— START —

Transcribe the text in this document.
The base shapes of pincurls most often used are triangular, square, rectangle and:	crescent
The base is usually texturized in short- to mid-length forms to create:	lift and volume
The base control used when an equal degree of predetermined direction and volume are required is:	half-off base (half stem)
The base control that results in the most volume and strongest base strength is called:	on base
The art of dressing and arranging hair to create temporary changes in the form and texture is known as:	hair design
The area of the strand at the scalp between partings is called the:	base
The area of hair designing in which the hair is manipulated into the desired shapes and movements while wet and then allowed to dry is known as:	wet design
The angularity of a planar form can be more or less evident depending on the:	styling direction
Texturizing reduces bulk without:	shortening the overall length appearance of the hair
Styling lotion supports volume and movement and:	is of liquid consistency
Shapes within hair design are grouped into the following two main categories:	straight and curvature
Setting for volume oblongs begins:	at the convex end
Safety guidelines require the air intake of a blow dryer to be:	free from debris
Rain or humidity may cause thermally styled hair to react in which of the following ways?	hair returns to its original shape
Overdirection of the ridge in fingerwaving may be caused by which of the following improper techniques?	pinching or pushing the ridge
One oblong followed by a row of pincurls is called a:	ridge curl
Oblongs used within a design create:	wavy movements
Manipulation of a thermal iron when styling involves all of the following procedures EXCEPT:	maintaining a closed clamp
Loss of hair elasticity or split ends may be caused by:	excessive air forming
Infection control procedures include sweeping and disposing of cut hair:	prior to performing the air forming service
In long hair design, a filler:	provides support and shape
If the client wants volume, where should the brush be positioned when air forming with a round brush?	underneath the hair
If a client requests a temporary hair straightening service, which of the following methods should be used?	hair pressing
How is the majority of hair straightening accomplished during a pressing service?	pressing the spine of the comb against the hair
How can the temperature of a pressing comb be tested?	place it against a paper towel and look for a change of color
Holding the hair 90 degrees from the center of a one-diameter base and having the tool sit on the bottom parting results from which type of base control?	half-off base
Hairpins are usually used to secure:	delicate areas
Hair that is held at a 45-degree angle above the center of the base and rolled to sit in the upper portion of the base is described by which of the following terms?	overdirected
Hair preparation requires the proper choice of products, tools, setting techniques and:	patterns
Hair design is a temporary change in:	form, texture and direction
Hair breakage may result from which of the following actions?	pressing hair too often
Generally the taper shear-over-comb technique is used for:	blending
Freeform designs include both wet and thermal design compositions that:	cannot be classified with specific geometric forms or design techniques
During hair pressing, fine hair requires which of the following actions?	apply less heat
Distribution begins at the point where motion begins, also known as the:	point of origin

— END —
— START —

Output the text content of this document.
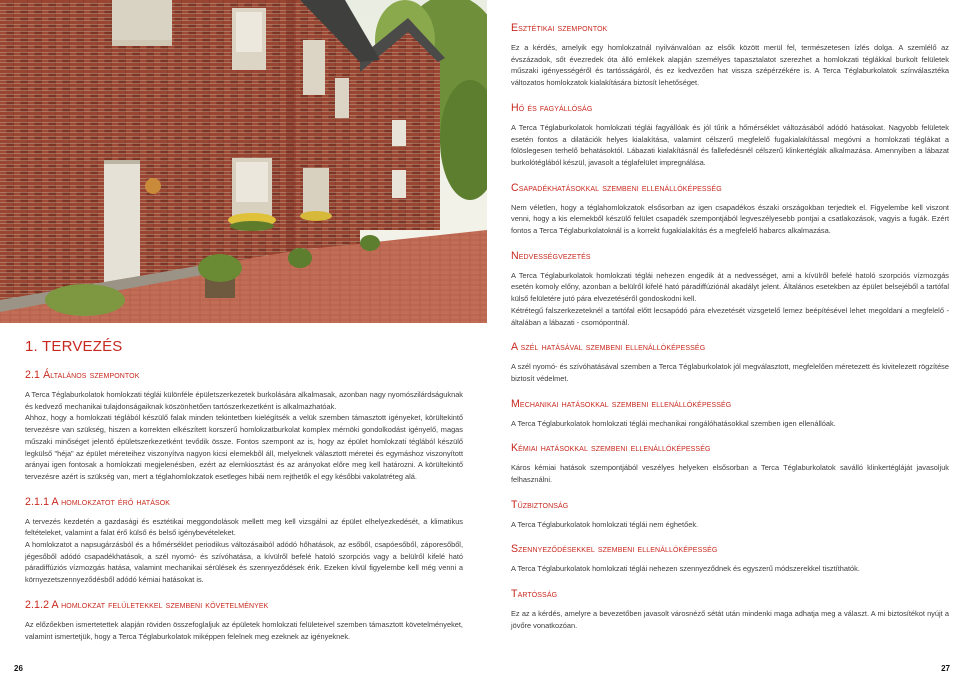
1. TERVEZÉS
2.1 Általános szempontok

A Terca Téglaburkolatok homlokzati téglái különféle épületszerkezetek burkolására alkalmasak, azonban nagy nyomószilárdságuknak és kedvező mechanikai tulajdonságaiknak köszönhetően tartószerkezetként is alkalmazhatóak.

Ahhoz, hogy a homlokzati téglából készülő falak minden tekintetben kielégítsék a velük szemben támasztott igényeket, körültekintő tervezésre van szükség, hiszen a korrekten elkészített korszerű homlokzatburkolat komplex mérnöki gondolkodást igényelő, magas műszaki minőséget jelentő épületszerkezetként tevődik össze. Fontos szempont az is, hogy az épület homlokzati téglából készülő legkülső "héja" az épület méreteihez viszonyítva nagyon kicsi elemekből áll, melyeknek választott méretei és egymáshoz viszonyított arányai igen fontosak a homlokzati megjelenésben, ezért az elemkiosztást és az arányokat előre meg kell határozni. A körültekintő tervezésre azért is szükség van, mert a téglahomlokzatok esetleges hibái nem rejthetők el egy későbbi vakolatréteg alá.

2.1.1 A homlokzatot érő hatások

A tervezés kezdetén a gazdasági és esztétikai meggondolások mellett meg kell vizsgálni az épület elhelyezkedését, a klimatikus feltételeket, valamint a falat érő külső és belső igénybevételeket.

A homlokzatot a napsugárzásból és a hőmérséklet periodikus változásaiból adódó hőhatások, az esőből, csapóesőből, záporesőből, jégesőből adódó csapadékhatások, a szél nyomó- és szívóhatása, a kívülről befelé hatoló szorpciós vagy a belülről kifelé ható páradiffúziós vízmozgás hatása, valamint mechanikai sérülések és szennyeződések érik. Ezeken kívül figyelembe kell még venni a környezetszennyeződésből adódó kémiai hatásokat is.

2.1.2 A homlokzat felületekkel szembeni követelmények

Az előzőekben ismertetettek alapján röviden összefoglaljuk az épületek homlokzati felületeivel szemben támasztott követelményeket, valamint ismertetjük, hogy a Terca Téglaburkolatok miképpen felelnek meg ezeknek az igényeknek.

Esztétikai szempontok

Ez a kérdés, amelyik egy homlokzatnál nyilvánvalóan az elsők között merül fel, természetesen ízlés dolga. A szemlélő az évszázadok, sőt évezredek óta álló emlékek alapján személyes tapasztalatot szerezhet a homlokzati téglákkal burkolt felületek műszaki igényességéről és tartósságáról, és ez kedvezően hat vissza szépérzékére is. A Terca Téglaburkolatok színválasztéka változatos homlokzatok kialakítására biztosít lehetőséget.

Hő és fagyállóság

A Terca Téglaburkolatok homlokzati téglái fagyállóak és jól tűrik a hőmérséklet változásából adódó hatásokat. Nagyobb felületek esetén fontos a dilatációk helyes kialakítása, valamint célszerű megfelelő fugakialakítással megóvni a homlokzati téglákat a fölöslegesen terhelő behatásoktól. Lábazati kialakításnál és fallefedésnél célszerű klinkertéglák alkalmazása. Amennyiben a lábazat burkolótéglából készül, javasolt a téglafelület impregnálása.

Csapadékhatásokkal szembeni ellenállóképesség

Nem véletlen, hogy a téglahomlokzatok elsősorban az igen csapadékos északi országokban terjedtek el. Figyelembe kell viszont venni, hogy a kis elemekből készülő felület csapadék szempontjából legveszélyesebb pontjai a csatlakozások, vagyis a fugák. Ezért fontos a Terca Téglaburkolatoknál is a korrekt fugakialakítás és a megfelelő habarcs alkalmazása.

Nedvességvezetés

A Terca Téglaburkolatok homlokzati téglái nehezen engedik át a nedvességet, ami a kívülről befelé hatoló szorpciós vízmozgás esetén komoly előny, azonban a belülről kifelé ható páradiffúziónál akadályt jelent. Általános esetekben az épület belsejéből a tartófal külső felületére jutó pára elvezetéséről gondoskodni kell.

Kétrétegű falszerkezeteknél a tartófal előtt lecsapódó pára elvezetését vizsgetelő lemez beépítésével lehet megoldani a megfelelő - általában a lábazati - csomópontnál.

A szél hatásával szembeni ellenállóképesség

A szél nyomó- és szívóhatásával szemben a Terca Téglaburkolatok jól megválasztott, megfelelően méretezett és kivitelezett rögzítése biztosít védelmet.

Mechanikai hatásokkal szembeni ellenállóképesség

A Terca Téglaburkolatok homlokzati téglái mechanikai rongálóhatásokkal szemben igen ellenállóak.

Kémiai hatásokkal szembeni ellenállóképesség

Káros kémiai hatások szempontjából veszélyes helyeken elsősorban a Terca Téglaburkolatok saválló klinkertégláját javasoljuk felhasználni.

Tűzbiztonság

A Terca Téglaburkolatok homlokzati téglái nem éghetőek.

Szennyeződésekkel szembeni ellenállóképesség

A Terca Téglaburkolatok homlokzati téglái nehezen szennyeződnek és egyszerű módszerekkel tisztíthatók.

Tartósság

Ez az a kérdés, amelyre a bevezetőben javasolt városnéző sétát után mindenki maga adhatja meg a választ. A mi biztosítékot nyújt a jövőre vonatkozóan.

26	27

— END —

Give only a number: how many lines of the data hold the string "usually"?

*Completed task*
2